Problem requirements: In the items below, recast the part that opens with the line containing "line-spacing-button[interactable] bbox=[362, 69, 388, 91]" and closes with the line containing "tab-view[interactable]: Вид bbox=[597, 0, 649, 28]" as a numbered list. Include both of those lines and leave out any blank lines.

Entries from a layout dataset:

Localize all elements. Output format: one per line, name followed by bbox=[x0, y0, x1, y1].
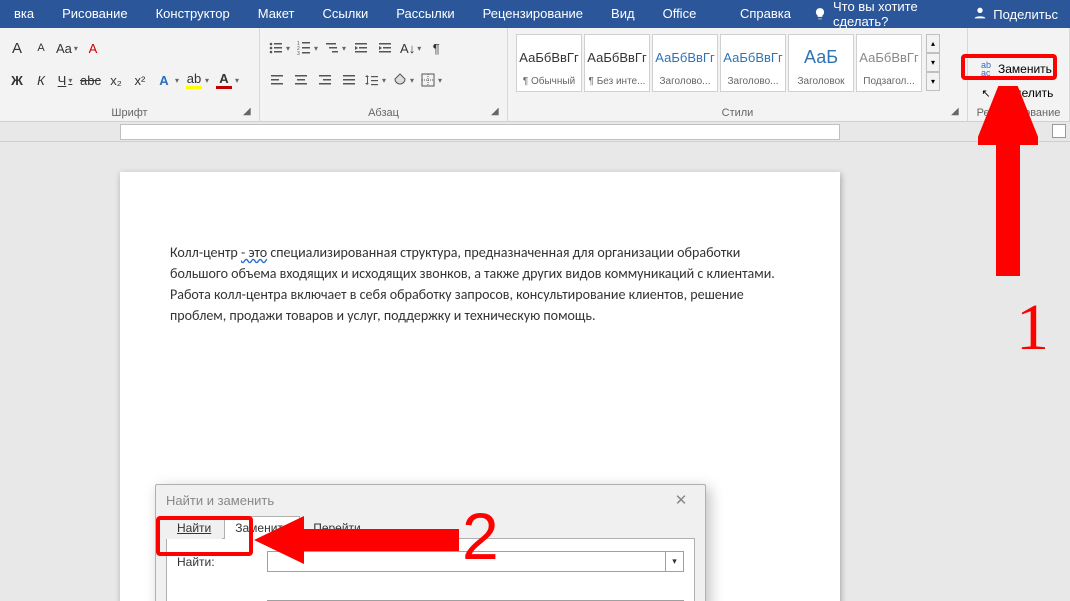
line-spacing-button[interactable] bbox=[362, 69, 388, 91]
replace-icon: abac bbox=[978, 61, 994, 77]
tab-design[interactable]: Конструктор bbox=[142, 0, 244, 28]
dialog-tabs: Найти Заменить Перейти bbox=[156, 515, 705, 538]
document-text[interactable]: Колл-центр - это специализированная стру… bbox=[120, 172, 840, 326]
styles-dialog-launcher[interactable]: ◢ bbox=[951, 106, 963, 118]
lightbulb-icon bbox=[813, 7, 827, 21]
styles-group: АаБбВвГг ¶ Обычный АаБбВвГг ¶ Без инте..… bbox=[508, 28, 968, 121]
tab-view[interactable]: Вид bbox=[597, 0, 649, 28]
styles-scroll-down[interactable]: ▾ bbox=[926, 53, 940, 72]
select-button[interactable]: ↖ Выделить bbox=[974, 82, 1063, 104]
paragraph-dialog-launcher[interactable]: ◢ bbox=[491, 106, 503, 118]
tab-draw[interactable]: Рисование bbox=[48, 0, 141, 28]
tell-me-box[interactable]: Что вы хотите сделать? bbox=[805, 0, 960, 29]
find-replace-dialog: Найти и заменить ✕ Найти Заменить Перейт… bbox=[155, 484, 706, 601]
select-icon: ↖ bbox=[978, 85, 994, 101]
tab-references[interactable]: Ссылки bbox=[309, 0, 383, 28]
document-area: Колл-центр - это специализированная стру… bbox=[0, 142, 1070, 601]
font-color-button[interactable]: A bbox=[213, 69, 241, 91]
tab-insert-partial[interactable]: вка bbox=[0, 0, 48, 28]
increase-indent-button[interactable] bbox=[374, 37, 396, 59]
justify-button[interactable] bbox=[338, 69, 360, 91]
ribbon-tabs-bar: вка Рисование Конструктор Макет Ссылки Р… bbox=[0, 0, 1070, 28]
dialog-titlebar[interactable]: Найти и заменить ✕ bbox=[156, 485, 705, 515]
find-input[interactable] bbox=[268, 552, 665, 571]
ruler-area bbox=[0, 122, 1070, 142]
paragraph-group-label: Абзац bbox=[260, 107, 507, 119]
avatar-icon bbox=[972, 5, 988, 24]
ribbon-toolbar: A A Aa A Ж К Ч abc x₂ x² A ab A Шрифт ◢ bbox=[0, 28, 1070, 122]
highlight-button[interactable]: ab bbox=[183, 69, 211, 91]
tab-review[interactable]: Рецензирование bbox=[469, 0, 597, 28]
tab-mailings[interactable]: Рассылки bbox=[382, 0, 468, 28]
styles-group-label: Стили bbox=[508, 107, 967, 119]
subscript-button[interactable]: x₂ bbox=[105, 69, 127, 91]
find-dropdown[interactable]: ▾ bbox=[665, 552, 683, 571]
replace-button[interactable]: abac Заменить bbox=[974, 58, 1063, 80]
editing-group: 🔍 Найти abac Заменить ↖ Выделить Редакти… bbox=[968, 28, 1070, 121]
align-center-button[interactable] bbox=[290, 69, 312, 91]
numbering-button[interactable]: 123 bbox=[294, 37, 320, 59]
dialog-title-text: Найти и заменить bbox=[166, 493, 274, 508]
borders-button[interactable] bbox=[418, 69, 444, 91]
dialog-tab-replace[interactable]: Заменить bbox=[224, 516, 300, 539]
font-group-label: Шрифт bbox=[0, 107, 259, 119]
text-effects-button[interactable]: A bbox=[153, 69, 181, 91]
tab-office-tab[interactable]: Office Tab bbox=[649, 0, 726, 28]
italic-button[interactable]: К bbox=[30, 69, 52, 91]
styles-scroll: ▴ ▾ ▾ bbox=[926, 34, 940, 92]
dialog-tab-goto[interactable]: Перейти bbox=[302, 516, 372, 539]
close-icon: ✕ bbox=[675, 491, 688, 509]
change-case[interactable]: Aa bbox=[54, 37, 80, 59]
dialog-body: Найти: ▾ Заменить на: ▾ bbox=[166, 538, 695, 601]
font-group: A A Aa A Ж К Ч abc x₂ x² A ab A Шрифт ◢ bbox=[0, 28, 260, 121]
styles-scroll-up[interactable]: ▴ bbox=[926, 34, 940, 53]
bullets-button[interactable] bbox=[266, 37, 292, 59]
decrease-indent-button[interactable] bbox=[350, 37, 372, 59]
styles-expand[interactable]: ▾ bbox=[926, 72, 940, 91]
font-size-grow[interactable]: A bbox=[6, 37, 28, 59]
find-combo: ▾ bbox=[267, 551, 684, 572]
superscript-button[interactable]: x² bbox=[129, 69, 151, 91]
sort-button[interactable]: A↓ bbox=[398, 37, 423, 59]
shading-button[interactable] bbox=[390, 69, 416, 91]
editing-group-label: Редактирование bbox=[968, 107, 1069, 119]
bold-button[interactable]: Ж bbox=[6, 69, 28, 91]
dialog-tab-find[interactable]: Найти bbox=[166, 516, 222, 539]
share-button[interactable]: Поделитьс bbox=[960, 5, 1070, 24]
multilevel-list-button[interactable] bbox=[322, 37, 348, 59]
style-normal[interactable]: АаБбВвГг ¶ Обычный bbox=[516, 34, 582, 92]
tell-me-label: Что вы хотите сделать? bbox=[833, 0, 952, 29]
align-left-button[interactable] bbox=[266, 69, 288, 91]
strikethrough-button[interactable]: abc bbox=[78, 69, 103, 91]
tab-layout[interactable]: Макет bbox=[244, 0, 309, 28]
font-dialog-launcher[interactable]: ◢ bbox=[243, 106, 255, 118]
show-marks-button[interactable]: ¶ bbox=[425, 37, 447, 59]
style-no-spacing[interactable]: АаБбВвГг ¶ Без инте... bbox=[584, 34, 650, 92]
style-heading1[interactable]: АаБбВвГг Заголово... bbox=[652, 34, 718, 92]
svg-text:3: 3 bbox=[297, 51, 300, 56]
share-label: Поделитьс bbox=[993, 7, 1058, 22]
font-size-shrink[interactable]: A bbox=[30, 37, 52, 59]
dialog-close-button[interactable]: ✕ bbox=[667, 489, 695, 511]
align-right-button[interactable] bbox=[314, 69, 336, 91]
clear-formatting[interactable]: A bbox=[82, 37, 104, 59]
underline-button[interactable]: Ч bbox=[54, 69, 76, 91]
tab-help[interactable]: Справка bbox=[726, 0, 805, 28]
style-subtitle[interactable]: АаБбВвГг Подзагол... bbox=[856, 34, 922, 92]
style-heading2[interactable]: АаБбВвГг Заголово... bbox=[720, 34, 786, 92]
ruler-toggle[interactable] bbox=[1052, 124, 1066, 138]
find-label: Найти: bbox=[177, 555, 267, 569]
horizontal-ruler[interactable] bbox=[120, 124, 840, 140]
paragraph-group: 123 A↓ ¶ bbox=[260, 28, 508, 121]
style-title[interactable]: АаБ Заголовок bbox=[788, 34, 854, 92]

Solved exercise:
1. line-spacing-button[interactable] bbox=[362, 69, 388, 91]
2. replace-icon: abac bbox=[978, 61, 994, 77]
3. tab-design[interactable]: Конструктор bbox=[142, 0, 244, 28]
4. dialog-tabs: Найти Заменить Перейти bbox=[156, 515, 705, 538]
5. document-text[interactable]: Колл-центр - это специализированная стру… bbox=[120, 172, 840, 326]
6. styles-dialog-launcher[interactable]: ◢ bbox=[951, 106, 963, 118]
7. lightbulb-icon bbox=[813, 7, 827, 21]
8. styles-group: АаБбВвГг ¶ Обычный АаБбВвГг ¶ Без инте..… bbox=[508, 28, 968, 121]
9. tab-view[interactable]: Вид bbox=[597, 0, 649, 28]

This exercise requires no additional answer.